___ Input data ___

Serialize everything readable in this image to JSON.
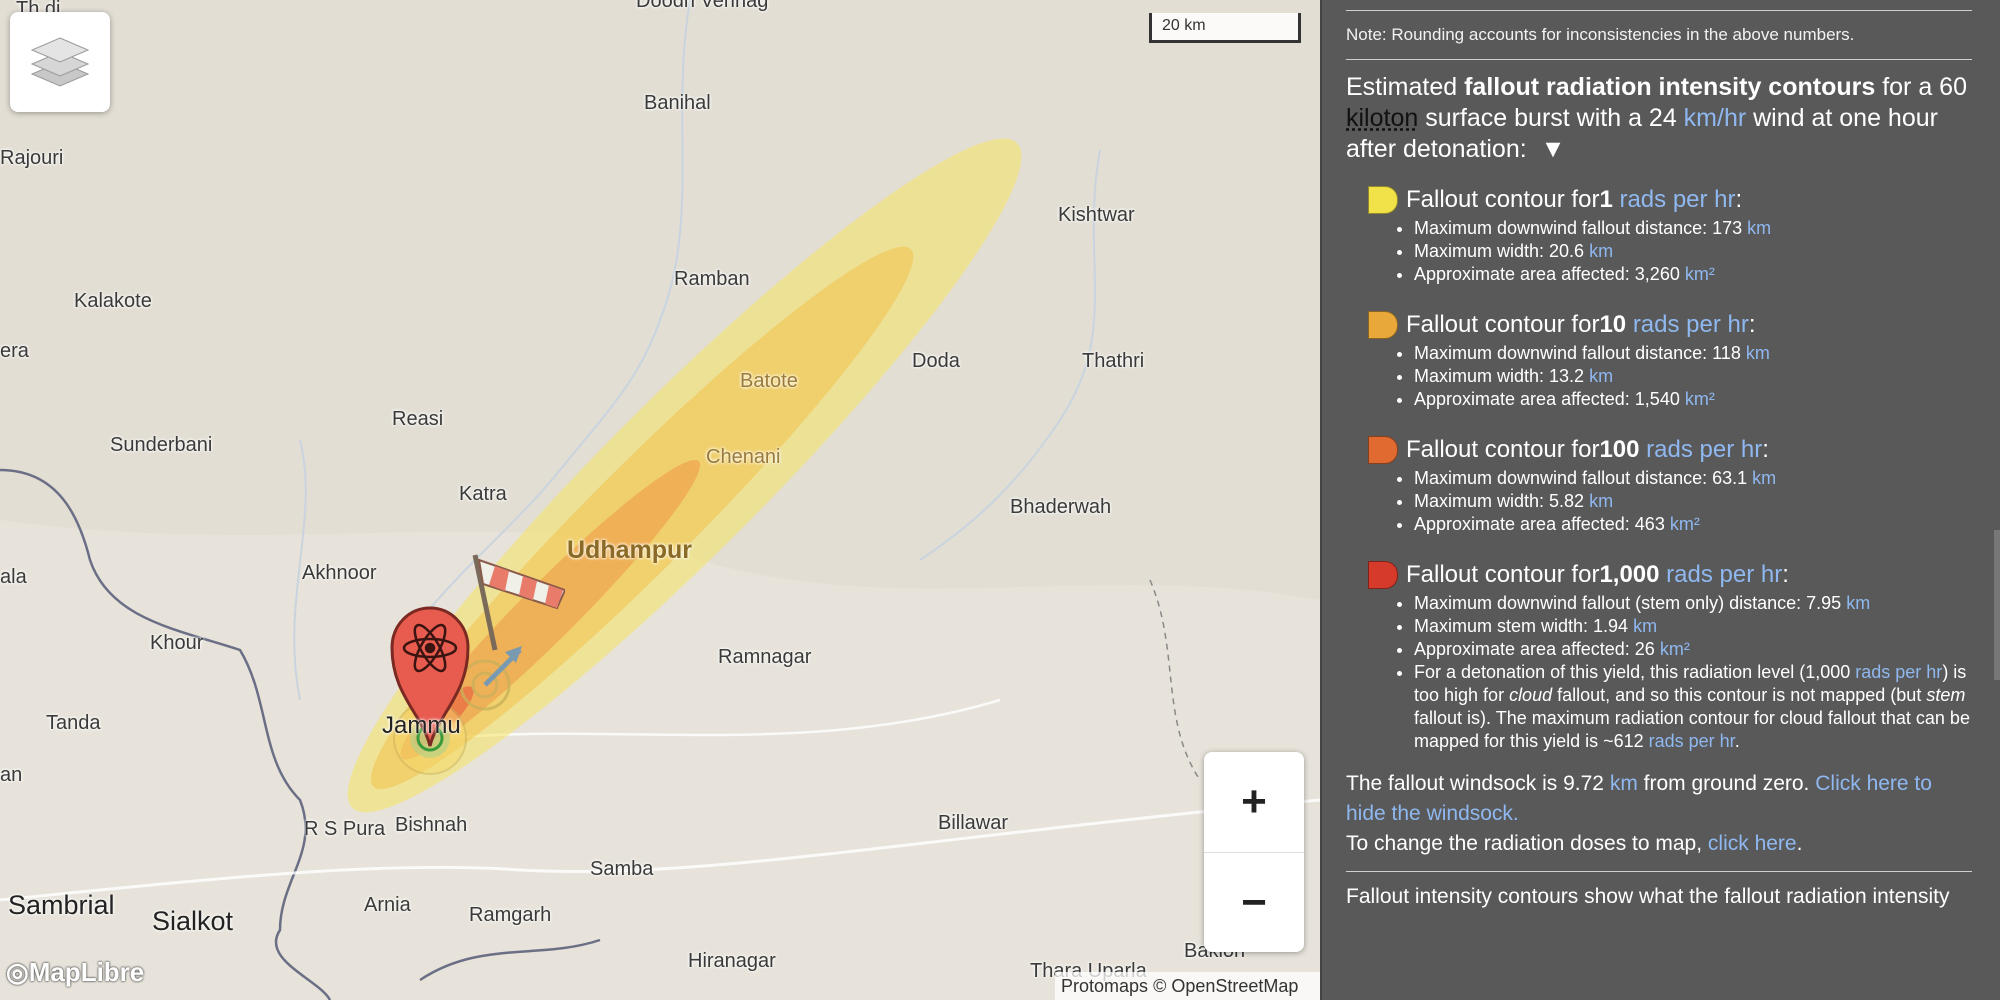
{
  "map": {
    "scale_label": "20 km",
    "zoom_in": "+",
    "zoom_out": "−",
    "maplibre": "MapLibre",
    "attribution_protomaps": "Protomaps",
    "attribution_osm": "© OpenStreetMap",
    "places": {
      "doda_verinag": "Doodh Verinag",
      "banihal": "Banihal",
      "rajouri": "Rajouri",
      "kishtwar": "Kishtwar",
      "ramban": "Ramban",
      "kalakote": "Kalakote",
      "era": "era",
      "batote": "Batote",
      "doda": "Doda",
      "thathri": "Thathri",
      "reasi": "Reasi",
      "sunderbani": "Sunderbani",
      "chenani": "Chenani",
      "katra": "Katra",
      "bhaderwah": "Bhaderwah",
      "udhampur": "Udhampur",
      "akhnoor": "Akhnoor",
      "ala": "ala",
      "khour": "Khour",
      "ramnagar": "Ramnagar",
      "jammu": "Jammu",
      "tanda": "Tanda",
      "an": "an",
      "rs_pura": "R S Pura",
      "bishnah": "Bishnah",
      "billawar": "Billawar",
      "samba": "Samba",
      "sambrial": "Sambrial",
      "sialkot": "Sialkot",
      "arnia": "Arnia",
      "ramgarh": "Ramgarh",
      "hiranagar": "Hiranagar",
      "thara_uparla": "Thara Uparla",
      "bakion": "Bakion",
      "top_left": "Th  di"
    },
    "colors": {
      "contour_1": "#f5e463",
      "contour_10": "#f2b84a",
      "contour_100": "#ee8a3c",
      "contour_1000": "#e74a3b"
    }
  },
  "panel": {
    "note": "Note: Rounding accounts for inconsistencies in the above numbers.",
    "intro": {
      "t1": "Estimated ",
      "b1": "fallout radiation intensity contours",
      "t2": " for a 60 ",
      "kiloton": "kiloton",
      "t3": " surface burst with a 24 ",
      "kmhr": "km/hr",
      "t4": " wind at one hour after detonation:",
      "arrow": "▼"
    },
    "contours": [
      {
        "color": "#f2e24a",
        "prefix": "Fallout contour for ",
        "value": "1",
        "unit": "rads per hr",
        "items": [
          {
            "text": "Maximum downwind fallout distance: 173 ",
            "unit": "km"
          },
          {
            "text": "Maximum width: 20.6 ",
            "unit": "km"
          },
          {
            "text": "Approximate area affected: 3,260 ",
            "unit": "km²"
          }
        ]
      },
      {
        "color": "#e8a83a",
        "prefix": "Fallout contour for ",
        "value": "10",
        "unit": "rads per hr",
        "items": [
          {
            "text": "Maximum downwind fallout distance: 118 ",
            "unit": "km"
          },
          {
            "text": "Maximum width: 13.2 ",
            "unit": "km"
          },
          {
            "text": "Approximate area affected: 1,540 ",
            "unit": "km²"
          }
        ]
      },
      {
        "color": "#e06a30",
        "prefix": "Fallout contour for ",
        "value": "100",
        "unit": "rads per hr",
        "items": [
          {
            "text": "Maximum downwind fallout distance: 63.1 ",
            "unit": "km"
          },
          {
            "text": "Maximum width: 5.82 ",
            "unit": "km"
          },
          {
            "text": "Approximate area affected: 463 ",
            "unit": "km²"
          }
        ]
      },
      {
        "color": "#d63a2a",
        "prefix": "Fallout contour for ",
        "value": "1,000",
        "unit": "rads per hr",
        "items": [
          {
            "text": "Maximum downwind fallout (stem only) distance: 7.95 ",
            "unit": "km"
          },
          {
            "text": "Maximum stem width: 1.94 ",
            "unit": "km"
          },
          {
            "text": "Approximate area affected: 26 ",
            "unit": "km²"
          }
        ],
        "extra": {
          "a": "For a detonation of this yield, this radiation level (1,000 ",
          "a_unit": "rads per hr",
          "b": ") is too high for ",
          "cloud": "cloud",
          "c": " fallout, and so this contour is not mapped (but ",
          "stem": "stem",
          "d": " fallout is). The maximum radiation contour for cloud fallout that can be mapped for this yield is ~612 ",
          "d_unit": "rads per hr",
          "e": "."
        }
      }
    ],
    "windsock": {
      "t1": "The fallout windsock is 9.72 ",
      "unit": "km",
      "t2": " from ground zero. ",
      "link": "Click here to hide the windsock."
    },
    "change": {
      "t1": "To change the radiation doses to map, ",
      "link": "click here",
      "t2": "."
    },
    "bottom": "Fallout intensity contours show what the fallout radiation intensity"
  }
}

___

Using the records given above, list every line that includes the word "affected".

## The response:
            "text": "Approximate area affected: 3,260 ",
            "text": "Approximate area affected: 1,540 ",
            "text": "Approximate area affected: 463 ",
            "text": "Approximate area affected: 26 ",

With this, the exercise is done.